##### DATA #####
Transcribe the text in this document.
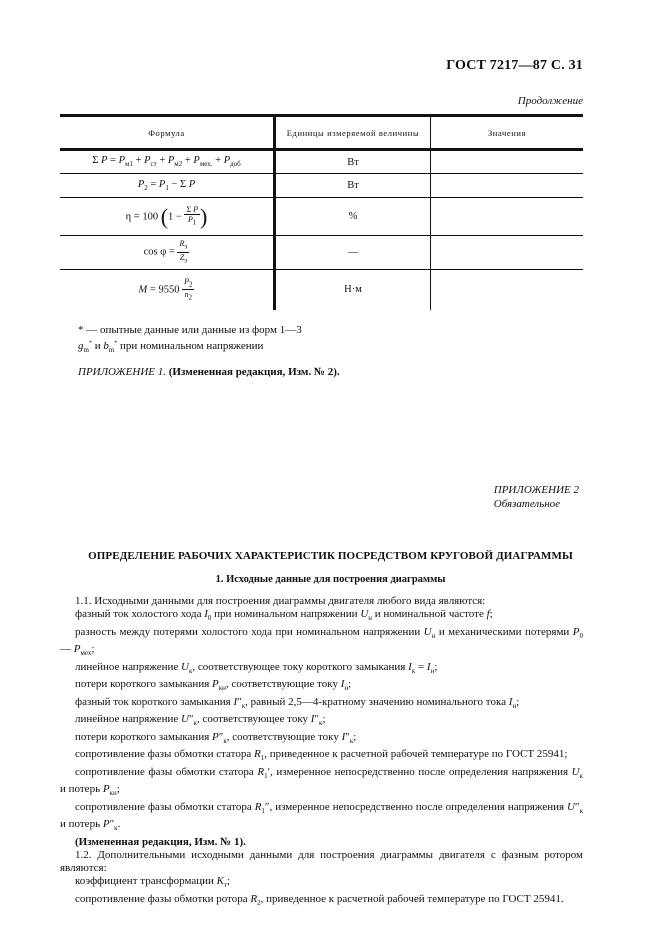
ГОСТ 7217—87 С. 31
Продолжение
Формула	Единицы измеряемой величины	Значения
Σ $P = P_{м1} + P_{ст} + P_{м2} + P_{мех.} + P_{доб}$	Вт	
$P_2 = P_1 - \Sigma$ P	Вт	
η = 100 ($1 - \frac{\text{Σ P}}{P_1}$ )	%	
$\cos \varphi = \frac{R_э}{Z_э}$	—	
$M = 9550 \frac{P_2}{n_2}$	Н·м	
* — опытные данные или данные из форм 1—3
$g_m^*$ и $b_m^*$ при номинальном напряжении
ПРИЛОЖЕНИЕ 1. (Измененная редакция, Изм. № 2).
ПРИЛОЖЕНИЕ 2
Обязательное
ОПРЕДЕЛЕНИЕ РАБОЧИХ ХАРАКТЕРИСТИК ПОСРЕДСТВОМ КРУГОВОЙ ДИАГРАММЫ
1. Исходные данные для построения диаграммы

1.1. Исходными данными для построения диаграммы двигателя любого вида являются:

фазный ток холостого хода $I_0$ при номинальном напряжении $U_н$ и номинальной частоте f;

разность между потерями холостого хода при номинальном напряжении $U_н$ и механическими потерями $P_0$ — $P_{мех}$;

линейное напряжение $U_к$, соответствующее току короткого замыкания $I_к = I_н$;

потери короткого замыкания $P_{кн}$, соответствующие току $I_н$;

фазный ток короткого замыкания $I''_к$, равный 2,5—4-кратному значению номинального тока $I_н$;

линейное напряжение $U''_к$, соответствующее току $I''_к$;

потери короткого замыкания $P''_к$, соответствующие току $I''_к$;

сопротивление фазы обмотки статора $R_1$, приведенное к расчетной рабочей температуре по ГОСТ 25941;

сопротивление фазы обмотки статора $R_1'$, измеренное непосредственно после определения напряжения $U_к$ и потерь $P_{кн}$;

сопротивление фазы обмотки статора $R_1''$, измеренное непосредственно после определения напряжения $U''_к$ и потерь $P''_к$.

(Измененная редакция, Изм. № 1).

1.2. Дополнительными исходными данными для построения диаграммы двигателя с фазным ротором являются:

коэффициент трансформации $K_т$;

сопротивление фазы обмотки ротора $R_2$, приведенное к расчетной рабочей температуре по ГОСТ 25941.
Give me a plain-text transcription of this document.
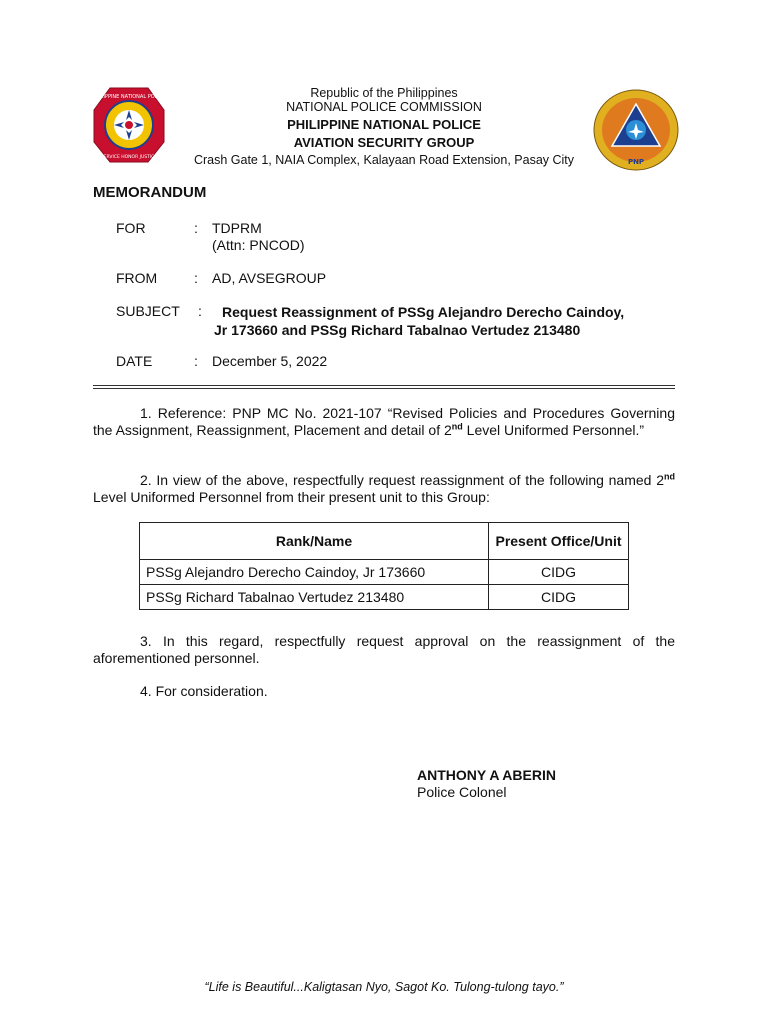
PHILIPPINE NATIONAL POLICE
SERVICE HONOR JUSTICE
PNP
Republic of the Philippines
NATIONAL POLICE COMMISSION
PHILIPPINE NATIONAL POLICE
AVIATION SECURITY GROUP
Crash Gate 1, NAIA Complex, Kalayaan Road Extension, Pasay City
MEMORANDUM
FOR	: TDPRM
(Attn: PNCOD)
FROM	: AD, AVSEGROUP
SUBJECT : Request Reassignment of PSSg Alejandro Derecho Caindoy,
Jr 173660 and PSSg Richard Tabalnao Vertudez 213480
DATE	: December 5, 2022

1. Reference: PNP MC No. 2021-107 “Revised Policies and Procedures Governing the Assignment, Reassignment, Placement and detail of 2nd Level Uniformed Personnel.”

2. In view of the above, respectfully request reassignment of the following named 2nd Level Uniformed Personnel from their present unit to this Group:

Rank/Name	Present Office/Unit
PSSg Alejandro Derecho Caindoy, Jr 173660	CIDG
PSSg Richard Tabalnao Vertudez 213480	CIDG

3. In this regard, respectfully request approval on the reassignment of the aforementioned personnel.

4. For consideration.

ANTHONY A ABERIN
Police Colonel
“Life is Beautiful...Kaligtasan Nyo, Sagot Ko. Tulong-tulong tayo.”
#####
**TASK PROMPT:**
Across the data, tally the lines containing "CIDG" and give back the number alone.

**OUTPUT FOR THIS EXERCISE:**
2